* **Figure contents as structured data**

(begin)

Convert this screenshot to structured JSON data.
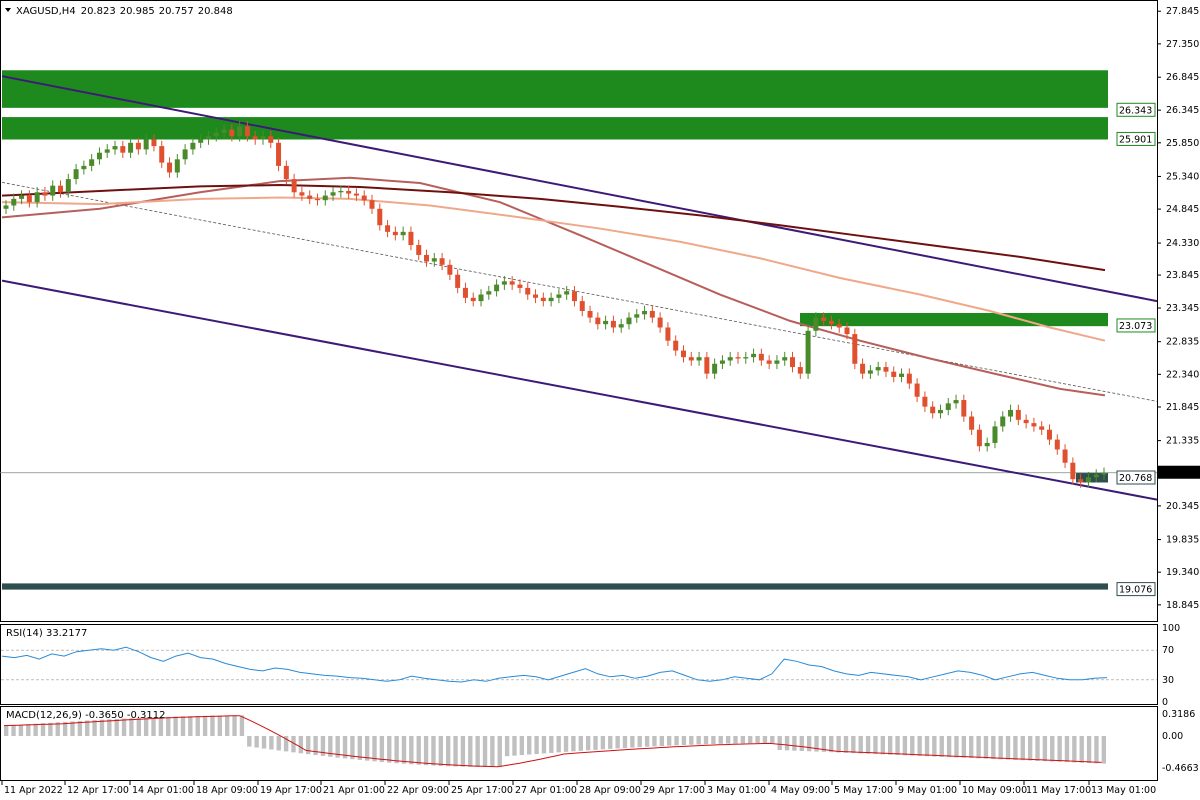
{
  "header": {
    "symbol": "XAGUSD,H4",
    "open": "20.823",
    "high": "20.985",
    "low": "20.757",
    "close": "20.848"
  },
  "rsi_label": "RSI(14) 33.2177",
  "macd_label": "MACD(12,26,9) -0.3650 -0.3112",
  "colors": {
    "bull": "#4a8a2a",
    "bear": "#e0502e",
    "zone_green": "#1e8a1e",
    "zone_dark": "#2f4f4f",
    "channel": "#3d1a78",
    "ma_fast": "#b75f5a",
    "ma_mid": "#f0a88a",
    "ma_slow": "#6e1010",
    "rsi": "#2a8ad6",
    "macd_signal": "#d01010",
    "macd_hist": "#c0c0c0"
  },
  "chart_data": {
    "type": "candlestick",
    "title": "XAGUSD,H4",
    "ylim": [
      18.6,
      28.0
    ],
    "price_ticks": [
      "27.845",
      "27.350",
      "26.845",
      "26.345",
      "25.850",
      "25.340",
      "24.845",
      "24.330",
      "23.845",
      "23.345",
      "22.835",
      "22.340",
      "21.845",
      "21.335",
      "20.845",
      "20.345",
      "19.835",
      "19.340",
      "18.845"
    ],
    "x_labels": [
      "11 Apr 2022",
      "12 Apr 17:00",
      "14 Apr 01:00",
      "18 Apr 09:00",
      "19 Apr 17:00",
      "21 Apr 01:00",
      "22 Apr 09:00",
      "25 Apr 17:00",
      "27 Apr 01:00",
      "28 Apr 09:00",
      "29 Apr 17:00",
      "3 May 01:00",
      "4 May 09:00",
      "5 May 17:00",
      "9 May 01:00",
      "10 May 09:00",
      "11 May 17:00",
      "13 May 01:00"
    ],
    "current_price": "20.848",
    "zones": [
      {
        "top": 26.95,
        "bottom": 26.38,
        "label": ""
      },
      {
        "top": 26.24,
        "bottom": 25.9,
        "label": "26.343"
      },
      {
        "top": 26.24,
        "bottom": 25.9,
        "label": "25.901"
      },
      {
        "top": 23.27,
        "bottom": 23.07,
        "label": "23.073"
      },
      {
        "top": 20.85,
        "bottom": 20.768,
        "label": "20.768"
      },
      {
        "top": 19.17,
        "bottom": 19.076,
        "label": "19.076"
      }
    ],
    "rsi": {
      "levels": [
        "100",
        "70",
        "30",
        "0"
      ],
      "current": 33.2177
    },
    "macd": {
      "ticks": [
        "0.3186",
        "0.00",
        "-0.4663"
      ],
      "main": -0.365,
      "signal": -0.3112
    }
  }
}
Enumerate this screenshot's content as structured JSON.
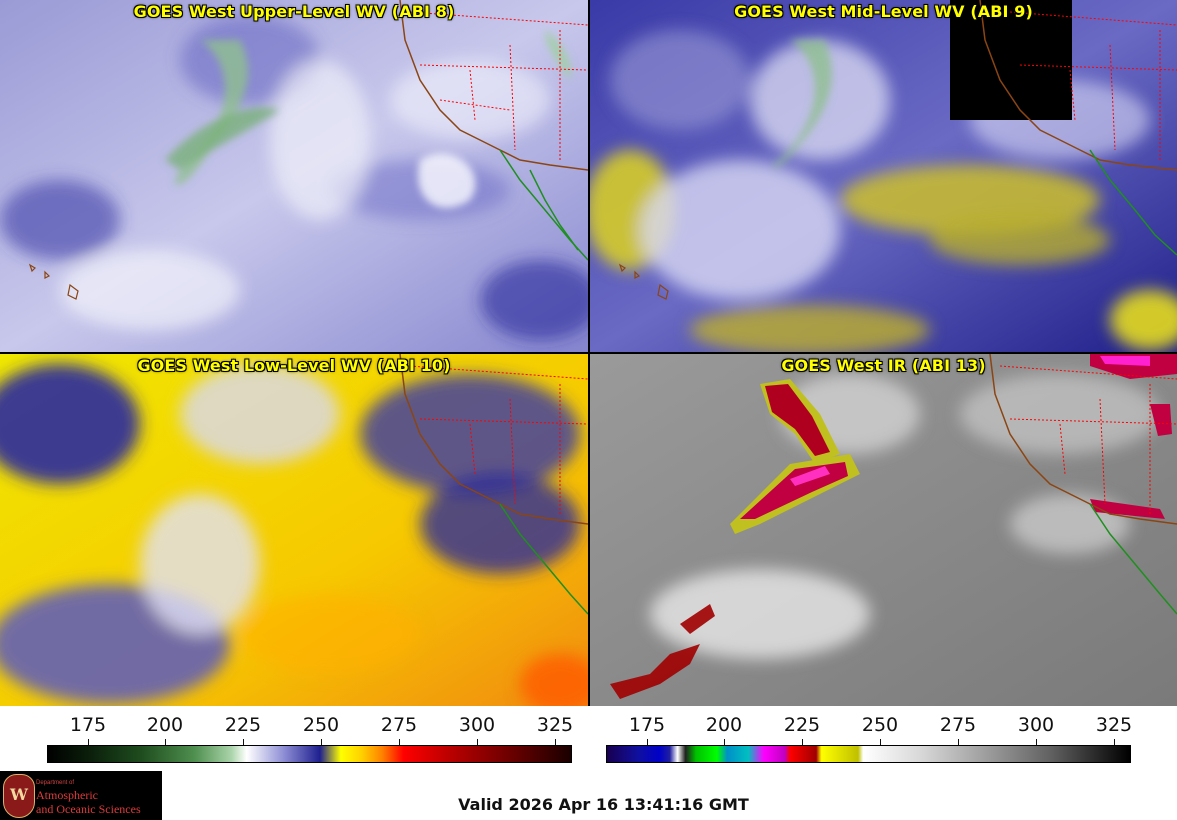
{
  "panels": [
    {
      "title": "GOES West Upper-Level WV (ABI 8)",
      "product": "upper-wv"
    },
    {
      "title": "GOES West Mid-Level WV (ABI 9)",
      "product": "mid-wv"
    },
    {
      "title": "GOES West Low-Level WV (ABI 10)",
      "product": "low-wv"
    },
    {
      "title": "GOES West IR (ABI 13)",
      "product": "ir"
    }
  ],
  "colorbars": {
    "wv": {
      "ticks": [
        "175",
        "200",
        "225",
        "250",
        "275",
        "300",
        "325"
      ]
    },
    "ir": {
      "ticks": [
        "175",
        "200",
        "225",
        "250",
        "275",
        "300",
        "325"
      ]
    }
  },
  "logo": {
    "dept": "Department of",
    "line1": "Atmospheric",
    "line2": "and Oceanic Sciences",
    "seal": "W"
  },
  "footer": {
    "valid": "Valid 2026 Apr 16 13:41:16 GMT"
  },
  "colors": {
    "title": "#ffff00",
    "coast": "#8b4513",
    "state_border": "#ff0000",
    "mexico_coast": "#1f8f1f"
  }
}
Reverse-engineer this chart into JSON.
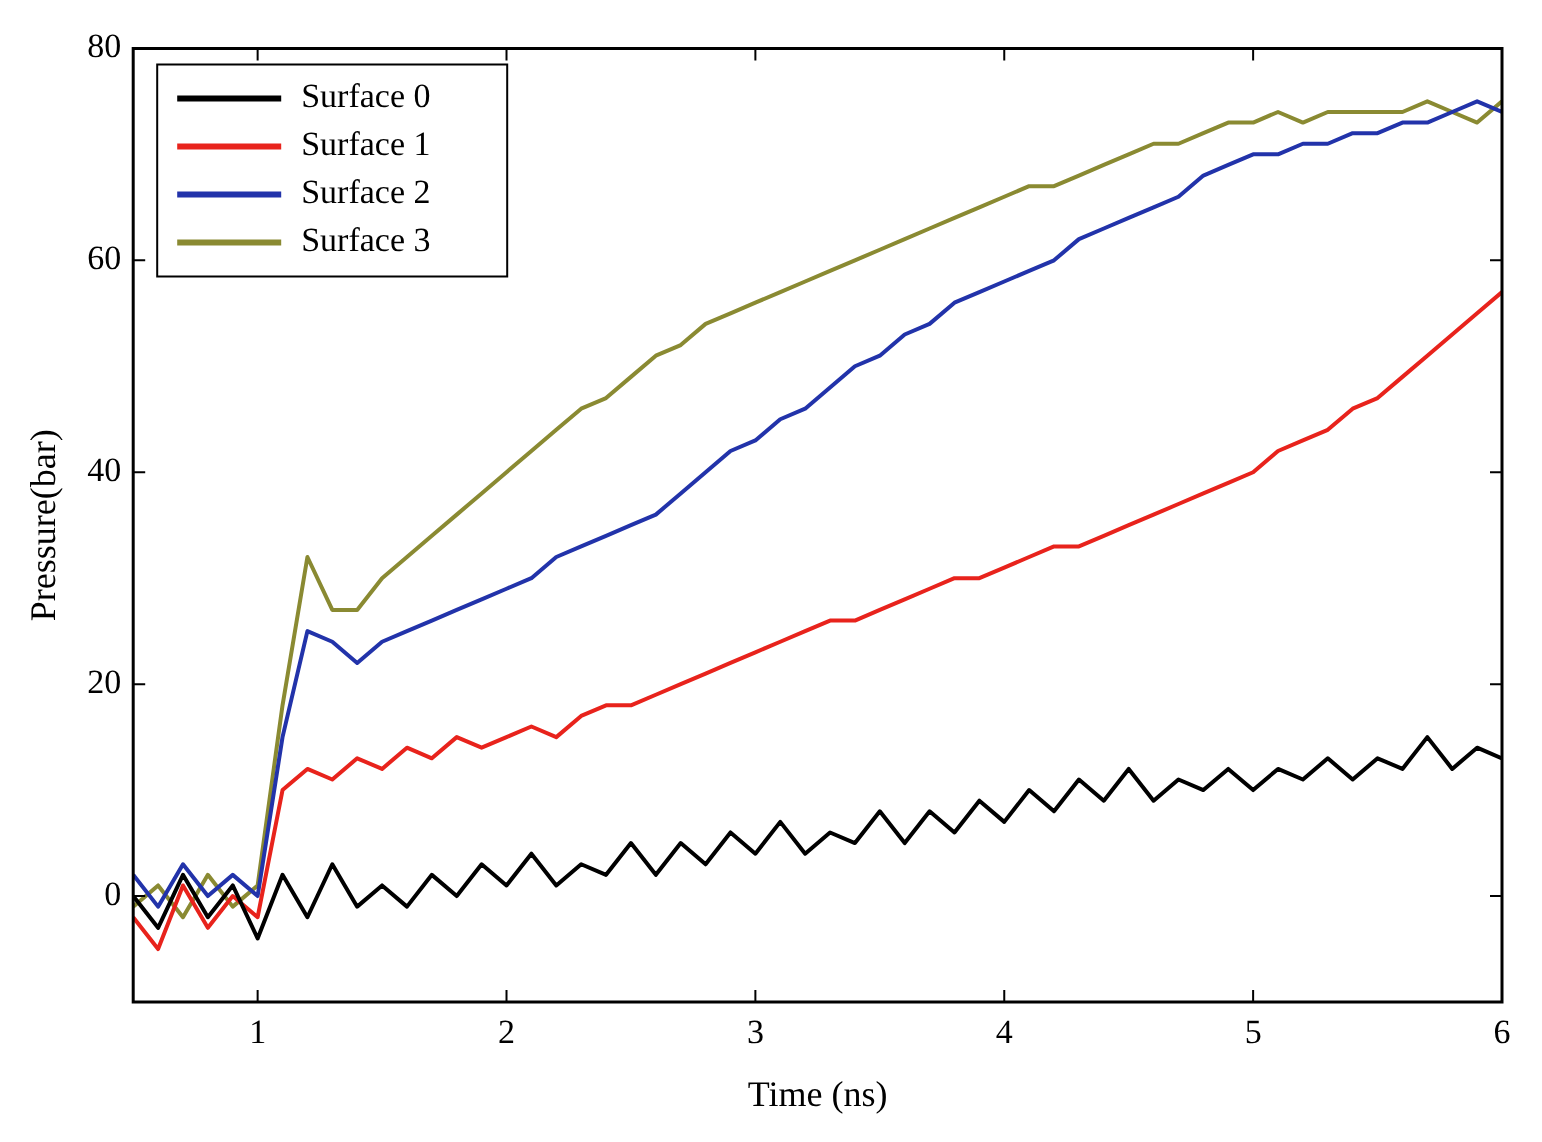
{
  "chart_data": {
    "type": "line",
    "xlabel": "Time (ns)",
    "ylabel": "Pressure(bar)",
    "x": [
      0.5,
      0.6,
      0.7,
      0.8,
      0.9,
      1.0,
      1.1,
      1.2,
      1.3,
      1.4,
      1.5,
      1.6,
      1.7,
      1.8,
      1.9,
      2.0,
      2.1,
      2.2,
      2.3,
      2.4,
      2.5,
      2.6,
      2.7,
      2.8,
      2.9,
      3.0,
      3.1,
      3.2,
      3.3,
      3.4,
      3.5,
      3.6,
      3.7,
      3.8,
      3.9,
      4.0,
      4.1,
      4.2,
      4.3,
      4.4,
      4.5,
      4.6,
      4.7,
      4.8,
      4.9,
      5.0,
      5.1,
      5.2,
      5.3,
      5.4,
      5.5,
      5.6,
      5.7,
      5.8,
      5.9,
      6.0
    ],
    "series": [
      {
        "name": "Surface 0",
        "color": "#000000",
        "values": [
          0,
          -3,
          2,
          -2,
          1,
          -4,
          2,
          -2,
          3,
          -1,
          1,
          -1,
          2,
          0,
          3,
          1,
          4,
          1,
          3,
          2,
          5,
          2,
          5,
          3,
          6,
          4,
          7,
          4,
          6,
          5,
          8,
          5,
          8,
          6,
          9,
          7,
          10,
          8,
          11,
          9,
          12,
          9,
          11,
          10,
          12,
          10,
          12,
          11,
          13,
          11,
          13,
          12,
          15,
          12,
          14,
          13
        ]
      },
      {
        "name": "Surface 1",
        "color": "#e8231c",
        "values": [
          -2,
          -5,
          1,
          -3,
          0,
          -2,
          10,
          12,
          11,
          13,
          12,
          14,
          13,
          15,
          14,
          15,
          16,
          15,
          17,
          18,
          18,
          19,
          20,
          21,
          22,
          23,
          24,
          25,
          26,
          26,
          27,
          28,
          29,
          30,
          30,
          31,
          32,
          33,
          33,
          34,
          35,
          36,
          37,
          38,
          39,
          40,
          42,
          43,
          44,
          46,
          47,
          49,
          51,
          53,
          55,
          57
        ]
      },
      {
        "name": "Surface 2",
        "color": "#2233aa",
        "values": [
          2,
          -1,
          3,
          0,
          2,
          0,
          15,
          25,
          24,
          22,
          24,
          25,
          26,
          27,
          28,
          29,
          30,
          32,
          33,
          34,
          35,
          36,
          38,
          40,
          42,
          43,
          45,
          46,
          48,
          50,
          51,
          53,
          54,
          56,
          57,
          58,
          59,
          60,
          62,
          63,
          64,
          65,
          66,
          68,
          69,
          70,
          70,
          71,
          71,
          72,
          72,
          73,
          73,
          74,
          75,
          74
        ]
      },
      {
        "name": "Surface 3",
        "color": "#8a8a32",
        "values": [
          -1,
          1,
          -2,
          2,
          -1,
          1,
          18,
          32,
          27,
          27,
          30,
          32,
          34,
          36,
          38,
          40,
          42,
          44,
          46,
          47,
          49,
          51,
          52,
          54,
          55,
          56,
          57,
          58,
          59,
          60,
          61,
          62,
          63,
          64,
          65,
          66,
          67,
          67,
          68,
          69,
          70,
          71,
          71,
          72,
          73,
          73,
          74,
          73,
          74,
          74,
          74,
          74,
          75,
          74,
          73,
          75
        ]
      }
    ],
    "xlim": [
      0.5,
      6
    ],
    "xticks": [
      1,
      2,
      3,
      4,
      5,
      6
    ],
    "ylim": [
      -10,
      80
    ],
    "yticks": [
      0,
      20,
      40,
      60,
      80
    ],
    "grid": false,
    "legend": "top left",
    "marker": "none",
    "line_style": "solid"
  }
}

(end)

Pull out each line of the records holding the string "bottom".

* **Finished exercise**
        "bottom": 26.38,
        "bottom": 25.9,
        "bottom": 25.9,
        "bottom": 23.07,
        "bottom": 20.768,
        "bottom": 19.076,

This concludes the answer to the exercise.